Data items
○ ○ ○
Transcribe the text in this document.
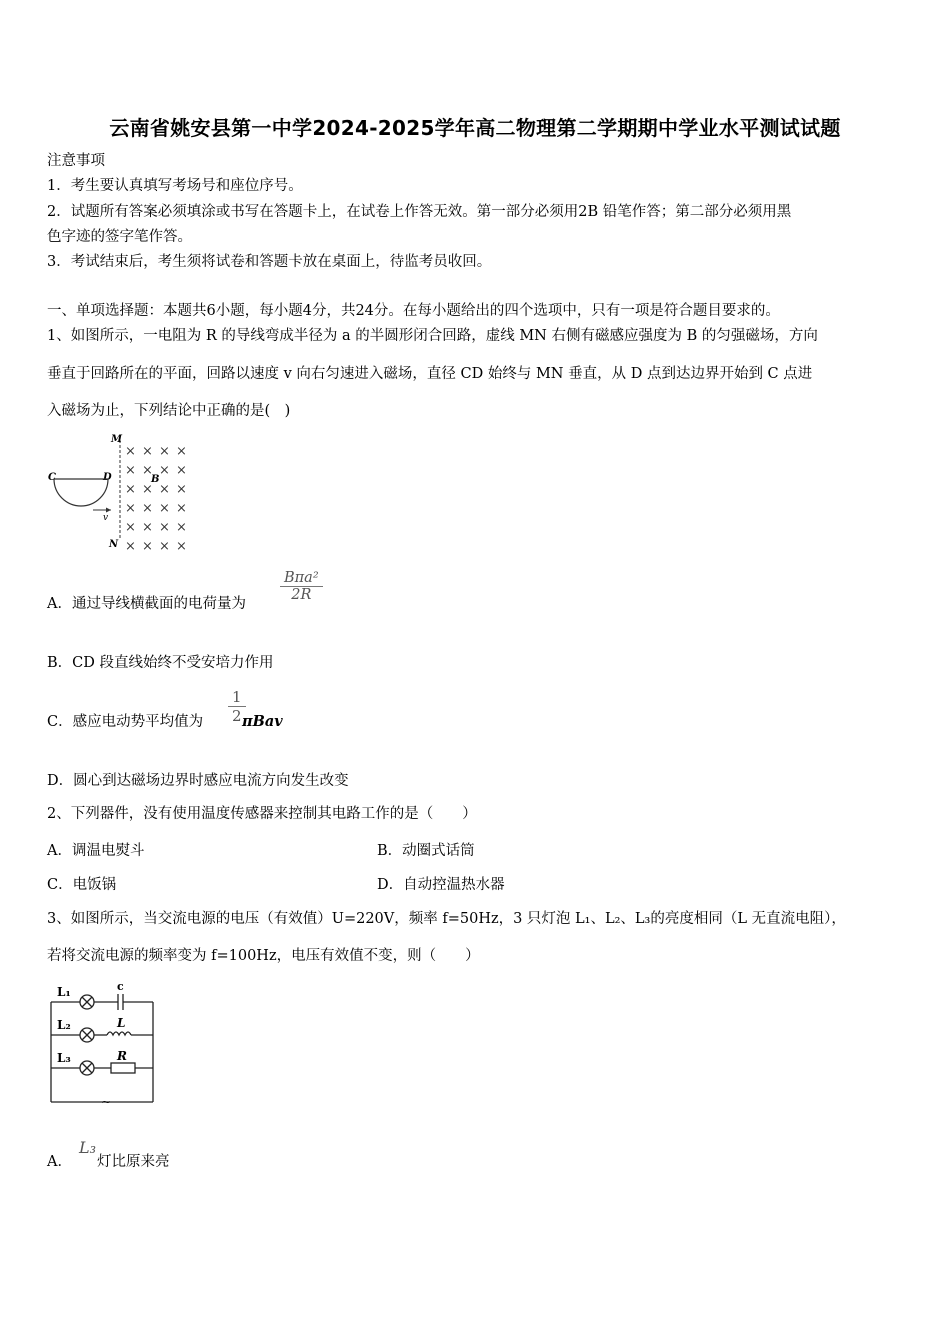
云南省姚安县第一中学2024-2025学年高二物理第二学期期中学业水平测试试题
注意事项
1．考生要认真填写考场号和座位序号。
2．试题所有答案必须填涂或书写在答题卡上，在试卷上作答无效。第一部分必须用2B 铅笔作答；第二部分必须用黑
色字迹的签字笔作答。
3．考试结束后，考生须将试卷和答题卡放在桌面上，待监考员收回。
一、单项选择题：本题共6小题，每小题4分，共24分。在每小题给出的四个选项中，只有一项是符合题目要求的。
1、如图所示，一电阻为 R 的导线弯成半径为 a 的半圆形闭合回路，虚线 MN 右侧有磁感应强度为 B 的匀强磁场，方向
垂直于回路所在的平面，回路以速度 v 向右匀速进入磁场，直径 CD 始终与 MN 垂直，从 D 点到达边界开始到 C 点进
入磁场为止，下列结论中正确的是(　)
M
N
C	D	B
v
× × × ×
× × × ×
× × × ×
× × × ×
× × × ×
× × × ×
A．通过导线横截面的电荷量为
Bπa²
2R
B．CD 段直线始终不受安培力作用
C．感应电动势平均值为 $\frac{1}{2}$
πBav
D．圆心到达磁场边界时感应电流方向发生改变
2、下列器件，没有使用温度传感器来控制其电路工作的是（　　）
A．调温电熨斗	B．动圈式话筒
C．电饭锅	D．自动控温热水器
3、如图所示，当交流电源的电压（有效值）U=220V，频率 f=50Hz，3 只灯泡 L₁、L₂、L₃的亮度相同（L 无直流电阻），
若将交流电源的频率变为 f=100Hz，电压有效值不变，则（　　）
L₁
L₂
L₃
c
L
R
~
A．
L₃
灯比原来亮
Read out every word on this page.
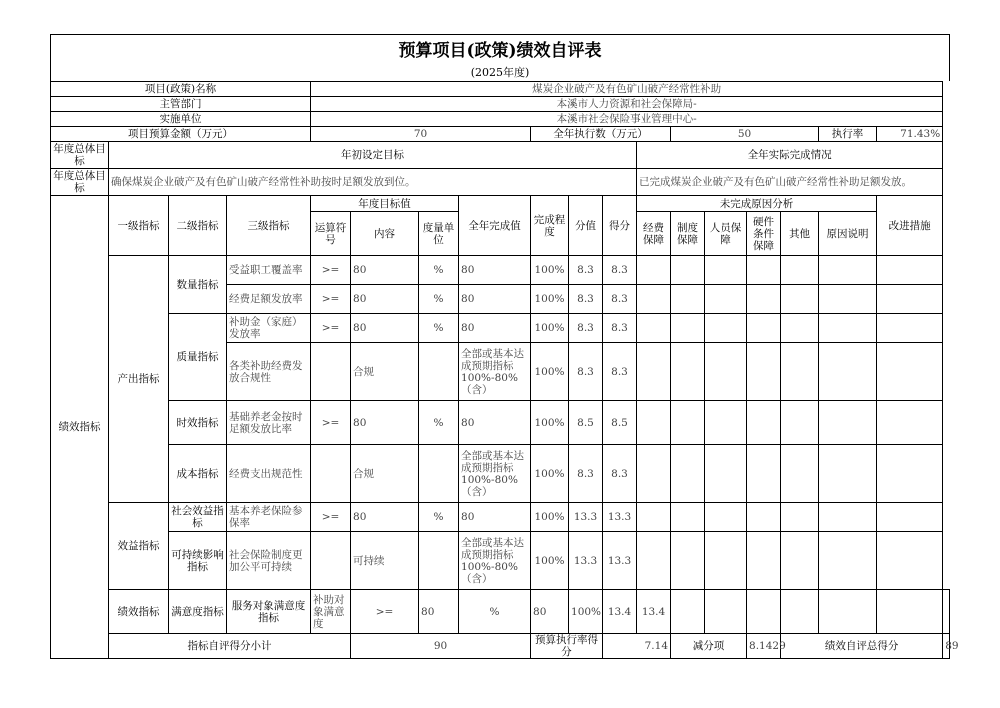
预算项目(政策)绩效自评表
(2025年度)
项目(政策)名称				煤炭企业破产及有色矿山破产经常性补助														
主管部门				本溪市人力资源和社会保障局-														
实施单位				本溪市社会保险事业管理中心-														
项目预算金额（万元）				70				全年执行数（万元）				50				执行率	71.43%	
年度总体目标	年初设定目标										全年实际完成情况							
年度总体目标	确保煤炭企业破产及有色矿山破产经常性补助按时足额发放到位。										已完成煤炭企业破产及有色矿山破产经常性补助足额发放。							
绩效指标	一级指标	二级指标	三级指标	年度目标值			全年完成值	完成程度	分值	得分	未完成原因分析						改进措施	
				运算符号	内容	度量单位					经费保障	制度保障	人员保障	硬件条件保障	其他	原因说明		
	产出指标	数量指标	受益职工覆盖率	>=	80	%	80	100%	8.3	8.3								
			经费足额发放率	>=	80	%	80	100%	8.3	8.3								
		质量指标	补助金（家庭）发放率	>=	80	%	80	100%	8.3	8.3								
			各类补助经费发放合规性		合规		全部或基本达成预期指标100%-80%（含）	100%	8.3	8.3								
		时效指标	基础养老金按时足额发放比率	>=	80	%	80	100%	8.5	8.5								
		成本指标	经费支出规范性		合规		全部或基本达成预期指标100%-80%（含）	100%	8.3	8.3								
	效益指标	社会效益指标	基本养老保险参保率	>=	80	%	80	100%	13.3	13.3								
		可持续影响指标	社会保险制度更加公平可持续		可持续		全部或基本达成预期指标100%-80%（含）	100%	13.3	13.3								
	绩效指标	满意度指标	服务对象满意度指标	补助对象满意度	>=	80	%	80	100%	13.4	13.4							
	指标自评得分小计				90			预算执行率得分		7.14		减分项		8.1429	绩效自评总得分			89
○ ○ ○
*Given exercise*. Look for the word "绩效指标" and return every line where it occurs.

*Answer*.
绩效指标	一级指标	二级指标	三级指标	年度目标值			全年完成值	完成程度	分值	得分	未完成原因分析						改进措施	
	绩效指标	满意度指标	服务对象满意度指标	补助对象满意度	>=	80	%	80	100%	13.4	13.4							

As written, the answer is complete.